Start Records for processing

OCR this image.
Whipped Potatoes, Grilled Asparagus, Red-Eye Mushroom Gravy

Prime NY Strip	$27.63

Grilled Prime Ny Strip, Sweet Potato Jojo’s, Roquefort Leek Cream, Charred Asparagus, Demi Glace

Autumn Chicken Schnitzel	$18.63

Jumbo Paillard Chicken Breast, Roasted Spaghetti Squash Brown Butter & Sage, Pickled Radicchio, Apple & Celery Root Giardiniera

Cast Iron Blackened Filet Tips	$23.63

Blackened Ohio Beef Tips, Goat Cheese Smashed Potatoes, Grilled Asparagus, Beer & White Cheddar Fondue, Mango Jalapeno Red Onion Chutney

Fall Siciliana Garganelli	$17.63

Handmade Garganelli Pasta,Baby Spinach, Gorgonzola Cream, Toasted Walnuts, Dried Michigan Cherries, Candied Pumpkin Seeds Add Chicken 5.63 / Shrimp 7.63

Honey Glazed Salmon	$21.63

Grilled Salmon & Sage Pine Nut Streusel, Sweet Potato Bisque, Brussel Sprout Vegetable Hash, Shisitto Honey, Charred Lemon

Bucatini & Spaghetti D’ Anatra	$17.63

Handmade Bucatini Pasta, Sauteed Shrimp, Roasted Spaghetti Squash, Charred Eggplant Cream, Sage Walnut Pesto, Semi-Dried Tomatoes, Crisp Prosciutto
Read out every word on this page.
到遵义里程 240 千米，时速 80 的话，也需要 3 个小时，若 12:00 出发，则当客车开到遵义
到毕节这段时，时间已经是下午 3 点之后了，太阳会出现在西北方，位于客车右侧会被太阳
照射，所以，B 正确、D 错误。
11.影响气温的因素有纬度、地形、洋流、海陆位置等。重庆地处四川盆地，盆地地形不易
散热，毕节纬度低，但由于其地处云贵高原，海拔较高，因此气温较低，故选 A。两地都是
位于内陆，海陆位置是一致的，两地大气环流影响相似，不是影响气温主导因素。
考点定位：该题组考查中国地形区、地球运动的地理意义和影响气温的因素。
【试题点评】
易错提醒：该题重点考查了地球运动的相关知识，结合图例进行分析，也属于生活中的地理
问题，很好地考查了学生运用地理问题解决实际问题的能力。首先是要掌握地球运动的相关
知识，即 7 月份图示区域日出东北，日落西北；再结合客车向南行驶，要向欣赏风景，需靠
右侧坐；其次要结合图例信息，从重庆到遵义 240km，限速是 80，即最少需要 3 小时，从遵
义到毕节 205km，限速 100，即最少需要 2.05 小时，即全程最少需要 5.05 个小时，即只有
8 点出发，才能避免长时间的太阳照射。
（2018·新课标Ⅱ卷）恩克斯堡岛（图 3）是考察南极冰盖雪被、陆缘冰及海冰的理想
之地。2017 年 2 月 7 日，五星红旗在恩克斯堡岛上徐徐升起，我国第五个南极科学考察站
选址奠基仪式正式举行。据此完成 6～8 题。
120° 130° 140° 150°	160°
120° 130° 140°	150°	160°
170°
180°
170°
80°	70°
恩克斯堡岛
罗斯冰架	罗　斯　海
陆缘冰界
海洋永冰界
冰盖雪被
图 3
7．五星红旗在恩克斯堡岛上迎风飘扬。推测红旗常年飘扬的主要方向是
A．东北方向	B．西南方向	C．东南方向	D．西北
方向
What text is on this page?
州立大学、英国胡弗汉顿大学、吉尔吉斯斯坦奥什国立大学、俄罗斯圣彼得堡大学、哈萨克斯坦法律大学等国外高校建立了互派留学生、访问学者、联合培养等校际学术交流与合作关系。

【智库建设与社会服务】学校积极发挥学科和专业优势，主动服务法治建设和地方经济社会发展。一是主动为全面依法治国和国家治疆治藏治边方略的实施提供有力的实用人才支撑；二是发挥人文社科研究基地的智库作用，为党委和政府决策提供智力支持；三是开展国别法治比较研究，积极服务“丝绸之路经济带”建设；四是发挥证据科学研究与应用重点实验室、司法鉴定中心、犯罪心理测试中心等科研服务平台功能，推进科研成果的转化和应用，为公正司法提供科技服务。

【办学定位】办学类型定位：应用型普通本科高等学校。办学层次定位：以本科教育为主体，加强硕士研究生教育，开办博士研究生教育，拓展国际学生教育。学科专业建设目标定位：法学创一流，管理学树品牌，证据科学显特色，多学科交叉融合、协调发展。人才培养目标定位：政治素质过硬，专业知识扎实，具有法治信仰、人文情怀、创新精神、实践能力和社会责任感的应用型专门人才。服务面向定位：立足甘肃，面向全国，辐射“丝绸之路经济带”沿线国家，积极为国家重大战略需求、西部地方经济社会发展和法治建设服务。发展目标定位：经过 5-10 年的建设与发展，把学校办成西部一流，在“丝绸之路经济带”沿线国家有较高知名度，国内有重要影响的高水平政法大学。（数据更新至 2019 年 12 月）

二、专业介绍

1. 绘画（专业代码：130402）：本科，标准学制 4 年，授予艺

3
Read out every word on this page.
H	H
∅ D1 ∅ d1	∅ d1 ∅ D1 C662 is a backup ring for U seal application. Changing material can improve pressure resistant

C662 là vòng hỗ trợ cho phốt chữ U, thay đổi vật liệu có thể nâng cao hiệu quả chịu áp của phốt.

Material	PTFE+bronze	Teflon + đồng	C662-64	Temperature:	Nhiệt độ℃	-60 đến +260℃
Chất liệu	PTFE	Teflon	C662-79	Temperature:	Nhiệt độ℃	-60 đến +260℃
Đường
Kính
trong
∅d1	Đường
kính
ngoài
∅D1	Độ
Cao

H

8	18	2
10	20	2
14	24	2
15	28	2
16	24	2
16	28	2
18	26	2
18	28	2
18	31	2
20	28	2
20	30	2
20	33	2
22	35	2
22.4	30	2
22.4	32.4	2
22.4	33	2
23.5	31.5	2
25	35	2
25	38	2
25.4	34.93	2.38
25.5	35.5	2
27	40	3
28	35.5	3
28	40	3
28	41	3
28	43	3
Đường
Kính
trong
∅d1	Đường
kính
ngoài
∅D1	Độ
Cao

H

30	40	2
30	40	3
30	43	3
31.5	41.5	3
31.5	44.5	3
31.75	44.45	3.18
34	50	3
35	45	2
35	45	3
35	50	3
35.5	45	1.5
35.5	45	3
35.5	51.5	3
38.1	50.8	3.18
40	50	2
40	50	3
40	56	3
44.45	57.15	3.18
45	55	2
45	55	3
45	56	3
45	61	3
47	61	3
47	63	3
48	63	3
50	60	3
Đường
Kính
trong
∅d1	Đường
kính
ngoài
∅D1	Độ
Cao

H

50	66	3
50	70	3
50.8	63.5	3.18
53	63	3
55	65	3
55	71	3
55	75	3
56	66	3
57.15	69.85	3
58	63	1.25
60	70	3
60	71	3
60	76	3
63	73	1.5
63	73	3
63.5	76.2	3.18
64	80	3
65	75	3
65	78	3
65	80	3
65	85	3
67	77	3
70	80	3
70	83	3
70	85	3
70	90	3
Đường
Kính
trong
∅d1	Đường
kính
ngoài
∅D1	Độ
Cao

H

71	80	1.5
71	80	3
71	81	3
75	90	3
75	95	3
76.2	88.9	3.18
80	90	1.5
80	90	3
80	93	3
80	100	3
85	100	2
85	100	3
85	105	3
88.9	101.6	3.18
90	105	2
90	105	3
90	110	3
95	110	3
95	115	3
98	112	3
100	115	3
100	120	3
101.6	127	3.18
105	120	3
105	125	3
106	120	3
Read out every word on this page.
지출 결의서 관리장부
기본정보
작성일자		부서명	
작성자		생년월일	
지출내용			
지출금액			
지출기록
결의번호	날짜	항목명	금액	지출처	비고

End Records for processing

> _Written instruction_
Reproduce each record shown above without altering a single word.

> _The completed task_
OCR this image.
Whipped Potatoes, Grilled Asparagus, Red-Eye Mushroom Gravy

Prime NY Strip	$27.63

Grilled Prime Ny Strip, Sweet Potato Jojo’s, Roquefort Leek Cream, Charred Asparagus, Demi Glace

Autumn Chicken Schnitzel	$18.63

Jumbo Paillard Chicken Breast, Roasted Spaghetti Squash Brown Butter & Sage, Pickled Radicchio, Apple & Celery Root Giardiniera

Cast Iron Blackened Filet Tips	$23.63

Blackened Ohio Beef Tips, Goat Cheese Smashed Potatoes, Grilled Asparagus, Beer & White Cheddar Fondue, Mango Jalapeno Red Onion Chutney

Fall Siciliana Garganelli	$17.63

Handmade Garganelli Pasta,Baby Spinach, Gorgonzola Cream, Toasted Walnuts, Dried Michigan Cherries, Candied Pumpkin Seeds Add Chicken 5.63 / Shrimp 7.63

Honey Glazed Salmon	$21.63

Grilled Salmon & Sage Pine Nut Streusel, Sweet Potato Bisque, Brussel Sprout Vegetable Hash, Shisitto Honey, Charred Lemon

Bucatini & Spaghetti D’ Anatra	$17.63

Handmade Bucatini Pasta, Sauteed Shrimp, Roasted Spaghetti Squash, Charred Eggplant Cream, Sage Walnut Pesto, Semi-Dried Tomatoes, Crisp Prosciutto
Read out every word on this page.
到遵义里程 240 千米，时速 80 的话，也需要 3 个小时，若 12:00 出发，则当客车开到遵义
到毕节这段时，时间已经是下午 3 点之后了，太阳会出现在西北方，位于客车右侧会被太阳
照射，所以，B 正确、D 错误。
11.影响气温的因素有纬度、地形、洋流、海陆位置等。重庆地处四川盆地，盆地地形不易
散热，毕节纬度低，但由于其地处云贵高原，海拔较高，因此气温较低，故选 A。两地都是
位于内陆，海陆位置是一致的，两地大气环流影响相似，不是影响气温主导因素。
考点定位：该题组考查中国地形区、地球运动的地理意义和影响气温的因素。
【试题点评】
易错提醒：该题重点考查了地球运动的相关知识，结合图例进行分析，也属于生活中的地理
问题，很好地考查了学生运用地理问题解决实际问题的能力。首先是要掌握地球运动的相关
知识，即 7 月份图示区域日出东北，日落西北；再结合客车向南行驶，要向欣赏风景，需靠
右侧坐；其次要结合图例信息，从重庆到遵义 240km，限速是 80，即最少需要 3 小时，从遵
义到毕节 205km，限速 100，即最少需要 2.05 小时，即全程最少需要 5.05 个小时，即只有
8 点出发，才能避免长时间的太阳照射。
（2018·新课标Ⅱ卷）恩克斯堡岛（图 3）是考察南极冰盖雪被、陆缘冰及海冰的理想
之地。2017 年 2 月 7 日，五星红旗在恩克斯堡岛上徐徐升起，我国第五个南极科学考察站
选址奠基仪式正式举行。据此完成 6～8 题。
120° 130° 140° 150°	160°
120° 130° 140°	150°	160°
170°
180°
170°
80°	70°
恩克斯堡岛
罗斯冰架	罗　斯　海
陆缘冰界
海洋永冰界
冰盖雪被
图 3
7．五星红旗在恩克斯堡岛上迎风飘扬。推测红旗常年飘扬的主要方向是
A．东北方向	B．西南方向	C．东南方向	D．西北
方向
What text is on this page?
州立大学、英国胡弗汉顿大学、吉尔吉斯斯坦奥什国立大学、俄罗斯圣彼得堡大学、哈萨克斯坦法律大学等国外高校建立了互派留学生、访问学者、联合培养等校际学术交流与合作关系。

【智库建设与社会服务】学校积极发挥学科和专业优势，主动服务法治建设和地方经济社会发展。一是主动为全面依法治国和国家治疆治藏治边方略的实施提供有力的实用人才支撑；二是发挥人文社科研究基地的智库作用，为党委和政府决策提供智力支持；三是开展国别法治比较研究，积极服务“丝绸之路经济带”建设；四是发挥证据科学研究与应用重点实验室、司法鉴定中心、犯罪心理测试中心等科研服务平台功能，推进科研成果的转化和应用，为公正司法提供科技服务。

【办学定位】办学类型定位：应用型普通本科高等学校。办学层次定位：以本科教育为主体，加强硕士研究生教育，开办博士研究生教育，拓展国际学生教育。学科专业建设目标定位：法学创一流，管理学树品牌，证据科学显特色，多学科交叉融合、协调发展。人才培养目标定位：政治素质过硬，专业知识扎实，具有法治信仰、人文情怀、创新精神、实践能力和社会责任感的应用型专门人才。服务面向定位：立足甘肃，面向全国，辐射“丝绸之路经济带”沿线国家，积极为国家重大战略需求、西部地方经济社会发展和法治建设服务。发展目标定位：经过 5-10 年的建设与发展，把学校办成西部一流，在“丝绸之路经济带”沿线国家有较高知名度，国内有重要影响的高水平政法大学。（数据更新至 2019 年 12 月）

二、专业介绍

1. 绘画（专业代码：130402）：本科，标准学制 4 年，授予艺

3
Read out every word on this page.
H	H
∅ D1 ∅ d1	∅ d1 ∅ D1 C662 is a backup ring for U seal application. Changing material can improve pressure resistant

C662 là vòng hỗ trợ cho phốt chữ U, thay đổi vật liệu có thể nâng cao hiệu quả chịu áp của phốt.

Material	PTFE+bronze	Teflon + đồng	C662-64	Temperature:	Nhiệt độ℃	-60 đến +260℃
Chất liệu	PTFE	Teflon	C662-79	Temperature:	Nhiệt độ℃	-60 đến +260℃
Đường
Kính
trong
∅d1	Đường
kính
ngoài
∅D1	Độ
Cao

H

8	18	2
10	20	2
14	24	2
15	28	2
16	24	2
16	28	2
18	26	2
18	28	2
18	31	2
20	28	2
20	30	2
20	33	2
22	35	2
22.4	30	2
22.4	32.4	2
22.4	33	2
23.5	31.5	2
25	35	2
25	38	2
25.4	34.93	2.38
25.5	35.5	2
27	40	3
28	35.5	3
28	40	3
28	41	3
28	43	3
Đường
Kính
trong
∅d1	Đường
kính
ngoài
∅D1	Độ
Cao

H

30	40	2
30	40	3
30	43	3
31.5	41.5	3
31.5	44.5	3
31.75	44.45	3.18
34	50	3
35	45	2
35	45	3
35	50	3
35.5	45	1.5
35.5	45	3
35.5	51.5	3
38.1	50.8	3.18
40	50	2
40	50	3
40	56	3
44.45	57.15	3.18
45	55	2
45	55	3
45	56	3
45	61	3
47	61	3
47	63	3
48	63	3
50	60	3
Đường
Kính
trong
∅d1	Đường
kính
ngoài
∅D1	Độ
Cao

H

50	66	3
50	70	3
50.8	63.5	3.18
53	63	3
55	65	3
55	71	3
55	75	3
56	66	3
57.15	69.85	3
58	63	1.25
60	70	3
60	71	3
60	76	3
63	73	1.5
63	73	3
63.5	76.2	3.18
64	80	3
65	75	3
65	78	3
65	80	3
65	85	3
67	77	3
70	80	3
70	83	3
70	85	3
70	90	3
Đường
Kính
trong
∅d1	Đường
kính
ngoài
∅D1	Độ
Cao

H

71	80	1.5
71	80	3
71	81	3
75	90	3
75	95	3
76.2	88.9	3.18
80	90	1.5
80	90	3
80	93	3
80	100	3
85	100	2
85	100	3
85	105	3
88.9	101.6	3.18
90	105	2
90	105	3
90	110	3
95	110	3
95	115	3
98	112	3
100	115	3
100	120	3
101.6	127	3.18
105	120	3
105	125	3
106	120	3
Read out every word on this page.
지출 결의서 관리장부
기본정보
작성일자		부서명	
작성자		생년월일	
지출내용			
지출금액			
지출기록
결의번호	날짜	항목명	금액	지출처	비고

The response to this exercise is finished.